* Start Dataset *

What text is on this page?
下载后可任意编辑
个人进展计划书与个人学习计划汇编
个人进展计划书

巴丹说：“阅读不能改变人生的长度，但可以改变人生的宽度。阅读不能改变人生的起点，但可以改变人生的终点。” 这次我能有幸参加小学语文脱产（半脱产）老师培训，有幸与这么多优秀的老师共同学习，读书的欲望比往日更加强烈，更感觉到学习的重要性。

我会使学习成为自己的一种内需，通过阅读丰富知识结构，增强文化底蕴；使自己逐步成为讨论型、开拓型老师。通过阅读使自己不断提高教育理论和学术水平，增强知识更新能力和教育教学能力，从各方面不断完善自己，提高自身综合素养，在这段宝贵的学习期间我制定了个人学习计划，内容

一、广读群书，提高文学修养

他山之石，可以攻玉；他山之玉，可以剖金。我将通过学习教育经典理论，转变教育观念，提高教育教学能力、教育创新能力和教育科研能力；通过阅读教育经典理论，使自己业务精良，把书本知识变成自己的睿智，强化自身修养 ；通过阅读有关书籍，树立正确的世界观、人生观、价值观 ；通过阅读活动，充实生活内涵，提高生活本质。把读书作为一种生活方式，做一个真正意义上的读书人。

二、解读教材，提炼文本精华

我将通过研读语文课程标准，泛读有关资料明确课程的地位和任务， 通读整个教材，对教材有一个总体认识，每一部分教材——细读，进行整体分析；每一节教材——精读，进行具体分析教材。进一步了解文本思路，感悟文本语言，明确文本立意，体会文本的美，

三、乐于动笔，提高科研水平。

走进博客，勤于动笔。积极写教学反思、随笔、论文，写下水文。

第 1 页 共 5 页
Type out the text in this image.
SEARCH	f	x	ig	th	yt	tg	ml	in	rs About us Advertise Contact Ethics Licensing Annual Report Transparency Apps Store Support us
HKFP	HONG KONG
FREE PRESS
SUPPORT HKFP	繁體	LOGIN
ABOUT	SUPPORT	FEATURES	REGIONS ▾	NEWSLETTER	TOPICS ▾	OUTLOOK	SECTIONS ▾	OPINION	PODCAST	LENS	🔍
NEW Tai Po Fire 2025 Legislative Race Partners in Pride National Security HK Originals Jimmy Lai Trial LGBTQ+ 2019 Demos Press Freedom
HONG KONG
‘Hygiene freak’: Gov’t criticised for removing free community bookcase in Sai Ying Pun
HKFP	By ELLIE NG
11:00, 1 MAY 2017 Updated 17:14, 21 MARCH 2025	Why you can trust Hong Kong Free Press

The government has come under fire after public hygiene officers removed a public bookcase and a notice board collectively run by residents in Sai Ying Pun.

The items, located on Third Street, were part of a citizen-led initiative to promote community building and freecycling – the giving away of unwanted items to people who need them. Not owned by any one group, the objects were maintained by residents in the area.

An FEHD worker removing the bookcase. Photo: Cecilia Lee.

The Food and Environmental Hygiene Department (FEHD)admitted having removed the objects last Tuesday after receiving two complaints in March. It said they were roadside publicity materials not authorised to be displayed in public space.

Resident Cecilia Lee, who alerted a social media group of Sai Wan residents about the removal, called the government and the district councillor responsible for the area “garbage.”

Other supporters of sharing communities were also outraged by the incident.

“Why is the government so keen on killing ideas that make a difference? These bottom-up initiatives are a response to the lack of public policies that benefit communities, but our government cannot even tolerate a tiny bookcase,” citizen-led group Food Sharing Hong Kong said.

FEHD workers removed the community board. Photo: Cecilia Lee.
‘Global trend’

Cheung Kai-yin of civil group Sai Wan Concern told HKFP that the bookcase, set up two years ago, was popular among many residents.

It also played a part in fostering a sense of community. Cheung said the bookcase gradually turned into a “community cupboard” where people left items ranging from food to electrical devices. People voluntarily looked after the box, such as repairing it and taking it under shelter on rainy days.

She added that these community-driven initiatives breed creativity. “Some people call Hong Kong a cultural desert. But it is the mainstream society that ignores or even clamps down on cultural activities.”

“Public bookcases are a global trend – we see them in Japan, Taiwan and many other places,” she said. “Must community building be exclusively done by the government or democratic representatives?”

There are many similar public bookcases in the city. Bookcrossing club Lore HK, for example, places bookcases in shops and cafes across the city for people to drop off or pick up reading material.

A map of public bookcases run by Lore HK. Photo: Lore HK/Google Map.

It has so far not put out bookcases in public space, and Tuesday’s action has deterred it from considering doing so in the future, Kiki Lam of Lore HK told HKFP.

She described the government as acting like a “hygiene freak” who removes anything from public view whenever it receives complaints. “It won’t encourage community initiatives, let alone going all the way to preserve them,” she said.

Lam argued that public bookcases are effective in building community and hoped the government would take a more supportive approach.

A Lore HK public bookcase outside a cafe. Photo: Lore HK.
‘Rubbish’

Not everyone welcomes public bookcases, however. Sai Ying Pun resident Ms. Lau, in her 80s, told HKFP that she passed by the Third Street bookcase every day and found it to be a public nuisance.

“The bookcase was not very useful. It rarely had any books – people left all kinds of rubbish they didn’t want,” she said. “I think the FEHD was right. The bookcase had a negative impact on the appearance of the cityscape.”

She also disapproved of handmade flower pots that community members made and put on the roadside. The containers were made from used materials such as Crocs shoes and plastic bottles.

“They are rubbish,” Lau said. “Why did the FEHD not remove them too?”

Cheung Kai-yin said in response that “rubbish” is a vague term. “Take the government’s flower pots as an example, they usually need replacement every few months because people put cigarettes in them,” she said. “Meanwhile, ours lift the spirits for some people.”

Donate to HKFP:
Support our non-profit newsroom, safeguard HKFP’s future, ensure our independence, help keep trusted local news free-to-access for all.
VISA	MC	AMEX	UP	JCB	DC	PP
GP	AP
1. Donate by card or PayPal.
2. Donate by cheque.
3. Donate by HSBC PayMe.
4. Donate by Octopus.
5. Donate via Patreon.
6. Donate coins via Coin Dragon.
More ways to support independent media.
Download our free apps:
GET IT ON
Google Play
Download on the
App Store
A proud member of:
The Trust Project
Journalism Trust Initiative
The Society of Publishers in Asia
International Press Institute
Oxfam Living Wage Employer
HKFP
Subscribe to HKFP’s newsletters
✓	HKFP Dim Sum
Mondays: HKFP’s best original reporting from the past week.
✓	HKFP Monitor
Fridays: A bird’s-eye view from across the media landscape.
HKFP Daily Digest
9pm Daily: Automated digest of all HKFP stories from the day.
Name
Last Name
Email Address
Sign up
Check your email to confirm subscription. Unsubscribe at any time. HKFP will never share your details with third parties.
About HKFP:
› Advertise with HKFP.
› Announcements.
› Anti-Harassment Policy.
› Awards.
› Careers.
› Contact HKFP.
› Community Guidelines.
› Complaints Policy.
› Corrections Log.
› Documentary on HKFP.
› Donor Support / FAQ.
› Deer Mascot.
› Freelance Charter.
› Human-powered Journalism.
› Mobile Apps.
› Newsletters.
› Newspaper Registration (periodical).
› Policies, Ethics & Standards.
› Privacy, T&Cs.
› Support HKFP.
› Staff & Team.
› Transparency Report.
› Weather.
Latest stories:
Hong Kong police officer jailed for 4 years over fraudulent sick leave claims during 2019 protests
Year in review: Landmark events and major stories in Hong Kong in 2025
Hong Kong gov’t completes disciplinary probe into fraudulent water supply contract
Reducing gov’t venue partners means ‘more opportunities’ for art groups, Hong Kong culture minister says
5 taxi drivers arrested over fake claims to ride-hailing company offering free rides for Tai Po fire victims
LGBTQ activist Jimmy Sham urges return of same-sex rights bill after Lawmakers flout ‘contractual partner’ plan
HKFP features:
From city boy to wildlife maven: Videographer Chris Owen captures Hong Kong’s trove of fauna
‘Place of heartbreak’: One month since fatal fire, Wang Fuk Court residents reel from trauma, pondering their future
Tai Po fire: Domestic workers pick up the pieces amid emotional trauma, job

* End Dataset *

_Short problem_
In the records above, find each line that holds the word "many"; copy all such lines.

_Result of this exercise_
Cheung Kai-yin of civil group Sai Wan Concern told HKFP that the bookcase, set up two years ago, was popular among many residents.
“Public bookcases are a global trend – we see them in Japan, Taiwan and many other places,” she said. “Must community building be exclusively done by the government or democratic representatives?”
There are many similar public bookcases in the city. Bookcrossing club Lore HK, for example, places bookcases in shops and cafes across the city for people to drop off or pick up reading material.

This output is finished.